- _Exercise task_:
Each entry below must be repeated word for word.

↓↓↓

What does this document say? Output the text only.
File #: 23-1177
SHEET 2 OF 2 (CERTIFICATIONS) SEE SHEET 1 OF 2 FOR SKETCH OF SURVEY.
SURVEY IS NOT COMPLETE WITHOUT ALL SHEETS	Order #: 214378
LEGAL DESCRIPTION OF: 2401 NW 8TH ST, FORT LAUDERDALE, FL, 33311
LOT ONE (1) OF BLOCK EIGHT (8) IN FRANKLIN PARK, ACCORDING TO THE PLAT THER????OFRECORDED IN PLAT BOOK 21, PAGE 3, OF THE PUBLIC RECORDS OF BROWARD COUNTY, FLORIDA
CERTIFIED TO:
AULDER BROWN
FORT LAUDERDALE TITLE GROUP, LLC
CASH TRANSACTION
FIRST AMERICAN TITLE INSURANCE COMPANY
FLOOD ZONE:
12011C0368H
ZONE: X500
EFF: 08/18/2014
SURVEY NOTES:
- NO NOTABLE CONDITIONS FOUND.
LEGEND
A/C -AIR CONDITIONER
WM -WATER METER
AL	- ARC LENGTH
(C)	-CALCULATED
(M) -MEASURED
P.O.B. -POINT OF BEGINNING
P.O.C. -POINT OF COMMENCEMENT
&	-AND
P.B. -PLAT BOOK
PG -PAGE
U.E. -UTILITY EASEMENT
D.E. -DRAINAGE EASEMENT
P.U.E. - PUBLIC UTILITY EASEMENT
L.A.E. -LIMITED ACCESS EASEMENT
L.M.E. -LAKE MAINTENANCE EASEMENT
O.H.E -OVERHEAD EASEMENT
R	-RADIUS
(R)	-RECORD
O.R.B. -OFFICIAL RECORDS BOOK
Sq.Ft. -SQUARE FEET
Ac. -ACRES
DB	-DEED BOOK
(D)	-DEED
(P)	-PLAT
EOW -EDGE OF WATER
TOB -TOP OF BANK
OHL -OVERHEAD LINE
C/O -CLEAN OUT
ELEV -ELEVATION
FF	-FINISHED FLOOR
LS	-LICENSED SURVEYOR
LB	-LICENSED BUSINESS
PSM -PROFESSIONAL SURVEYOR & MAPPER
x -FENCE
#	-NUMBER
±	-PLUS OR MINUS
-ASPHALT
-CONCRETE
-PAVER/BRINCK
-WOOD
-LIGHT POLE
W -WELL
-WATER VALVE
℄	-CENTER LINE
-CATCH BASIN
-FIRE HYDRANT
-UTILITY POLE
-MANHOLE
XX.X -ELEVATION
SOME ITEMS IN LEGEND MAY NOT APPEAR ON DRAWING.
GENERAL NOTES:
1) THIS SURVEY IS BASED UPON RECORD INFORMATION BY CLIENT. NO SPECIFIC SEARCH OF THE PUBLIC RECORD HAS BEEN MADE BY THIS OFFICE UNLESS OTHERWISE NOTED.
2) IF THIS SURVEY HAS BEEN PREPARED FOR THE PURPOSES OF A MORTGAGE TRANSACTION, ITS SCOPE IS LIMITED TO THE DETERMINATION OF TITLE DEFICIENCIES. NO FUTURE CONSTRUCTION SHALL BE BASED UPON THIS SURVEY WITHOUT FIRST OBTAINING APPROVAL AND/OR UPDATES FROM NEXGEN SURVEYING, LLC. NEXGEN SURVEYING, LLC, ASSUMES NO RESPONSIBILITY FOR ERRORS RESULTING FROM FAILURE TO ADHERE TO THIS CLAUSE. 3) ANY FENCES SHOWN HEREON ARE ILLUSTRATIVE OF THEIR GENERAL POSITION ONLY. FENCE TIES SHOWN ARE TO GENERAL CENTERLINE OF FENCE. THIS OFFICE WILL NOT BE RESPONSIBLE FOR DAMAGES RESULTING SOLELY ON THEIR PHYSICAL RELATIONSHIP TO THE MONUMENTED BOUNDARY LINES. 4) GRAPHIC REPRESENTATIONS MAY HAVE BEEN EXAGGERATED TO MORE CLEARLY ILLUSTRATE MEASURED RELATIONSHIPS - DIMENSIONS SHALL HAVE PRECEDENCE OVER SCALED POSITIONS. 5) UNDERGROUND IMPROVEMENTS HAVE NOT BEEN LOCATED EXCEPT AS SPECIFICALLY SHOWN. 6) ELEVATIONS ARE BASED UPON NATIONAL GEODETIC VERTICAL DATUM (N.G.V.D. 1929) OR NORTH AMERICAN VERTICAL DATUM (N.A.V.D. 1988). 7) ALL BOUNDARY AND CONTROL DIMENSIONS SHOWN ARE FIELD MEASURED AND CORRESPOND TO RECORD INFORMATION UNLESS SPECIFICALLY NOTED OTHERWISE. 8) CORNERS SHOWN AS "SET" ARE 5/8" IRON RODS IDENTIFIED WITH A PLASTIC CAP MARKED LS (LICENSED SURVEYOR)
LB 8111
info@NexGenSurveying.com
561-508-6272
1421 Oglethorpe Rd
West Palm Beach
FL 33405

↑↑↑

- _Task solution_:
What does this document say? Output the text only.
File #: 23-1177
SHEET 2 OF 2 (CERTIFICATIONS) SEE SHEET 1 OF 2 FOR SKETCH OF SURVEY.
SURVEY IS NOT COMPLETE WITHOUT ALL SHEETS	Order #: 214378
LEGAL DESCRIPTION OF: 2401 NW 8TH ST, FORT LAUDERDALE, FL, 33311
LOT ONE (1) OF BLOCK EIGHT (8) IN FRANKLIN PARK, ACCORDING TO THE PLAT THER????OFRECORDED IN PLAT BOOK 21, PAGE 3, OF THE PUBLIC RECORDS OF BROWARD COUNTY, FLORIDA
CERTIFIED TO:
AULDER BROWN
FORT LAUDERDALE TITLE GROUP, LLC
CASH TRANSACTION
FIRST AMERICAN TITLE INSURANCE COMPANY
FLOOD ZONE:
12011C0368H
ZONE: X500
EFF: 08/18/2014
SURVEY NOTES:
- NO NOTABLE CONDITIONS FOUND.
LEGEND
A/C -AIR CONDITIONER
WM -WATER METER
AL	- ARC LENGTH
(C)	-CALCULATED
(M) -MEASURED
P.O.B. -POINT OF BEGINNING
P.O.C. -POINT OF COMMENCEMENT
&	-AND
P.B. -PLAT BOOK
PG -PAGE
U.E. -UTILITY EASEMENT
D.E. -DRAINAGE EASEMENT
P.U.E. - PUBLIC UTILITY EASEMENT
L.A.E. -LIMITED ACCESS EASEMENT
L.M.E. -LAKE MAINTENANCE EASEMENT
O.H.E -OVERHEAD EASEMENT
R	-RADIUS
(R)	-RECORD
O.R.B. -OFFICIAL RECORDS BOOK
Sq.Ft. -SQUARE FEET
Ac. -ACRES
DB	-DEED BOOK
(D)	-DEED
(P)	-PLAT
EOW -EDGE OF WATER
TOB -TOP OF BANK
OHL -OVERHEAD LINE
C/O -CLEAN OUT
ELEV -ELEVATION
FF	-FINISHED FLOOR
LS	-LICENSED SURVEYOR
LB	-LICENSED BUSINESS
PSM -PROFESSIONAL SURVEYOR & MAPPER
x -FENCE
#	-NUMBER
±	-PLUS OR MINUS
-ASPHALT
-CONCRETE
-PAVER/BRINCK
-WOOD
-LIGHT POLE
W -WELL
-WATER VALVE
℄	-CENTER LINE
-CATCH BASIN
-FIRE HYDRANT
-UTILITY POLE
-MANHOLE
XX.X -ELEVATION
SOME ITEMS IN LEGEND MAY NOT APPEAR ON DRAWING.
GENERAL NOTES:
1) THIS SURVEY IS BASED UPON RECORD INFORMATION BY CLIENT. NO SPECIFIC SEARCH OF THE PUBLIC RECORD HAS BEEN MADE BY THIS OFFICE UNLESS OTHERWISE NOTED.
2) IF THIS SURVEY HAS BEEN PREPARED FOR THE PURPOSES OF A MORTGAGE TRANSACTION, ITS SCOPE IS LIMITED TO THE DETERMINATION OF TITLE DEFICIENCIES. NO FUTURE CONSTRUCTION SHALL BE BASED UPON THIS SURVEY WITHOUT FIRST OBTAINING APPROVAL AND/OR UPDATES FROM NEXGEN SURVEYING, LLC. NEXGEN SURVEYING, LLC, ASSUMES NO RESPONSIBILITY FOR ERRORS RESULTING FROM FAILURE TO ADHERE TO THIS CLAUSE. 3) ANY FENCES SHOWN HEREON ARE ILLUSTRATIVE OF THEIR GENERAL POSITION ONLY. FENCE TIES SHOWN ARE TO GENERAL CENTERLINE OF FENCE. THIS OFFICE WILL NOT BE RESPONSIBLE FOR DAMAGES RESULTING SOLELY ON THEIR PHYSICAL RELATIONSHIP TO THE MONUMENTED BOUNDARY LINES. 4) GRAPHIC REPRESENTATIONS MAY HAVE BEEN EXAGGERATED TO MORE CLEARLY ILLUSTRATE MEASURED RELATIONSHIPS - DIMENSIONS SHALL HAVE PRECEDENCE OVER SCALED POSITIONS. 5) UNDERGROUND IMPROVEMENTS HAVE NOT BEEN LOCATED EXCEPT AS SPECIFICALLY SHOWN. 6) ELEVATIONS ARE BASED UPON NATIONAL GEODETIC VERTICAL DATUM (N.G.V.D. 1929) OR NORTH AMERICAN VERTICAL DATUM (N.A.V.D. 1988). 7) ALL BOUNDARY AND CONTROL DIMENSIONS SHOWN ARE FIELD MEASURED AND CORRESPOND TO RECORD INFORMATION UNLESS SPECIFICALLY NOTED OTHERWISE. 8) CORNERS SHOWN AS "SET" ARE 5/8" IRON RODS IDENTIFIED WITH A PLASTIC CAP MARKED LS (LICENSED SURVEYOR)
LB 8111
info@NexGenSurveying.com
561-508-6272
1421 Oglethorpe Rd
West Palm Beach
FL 33405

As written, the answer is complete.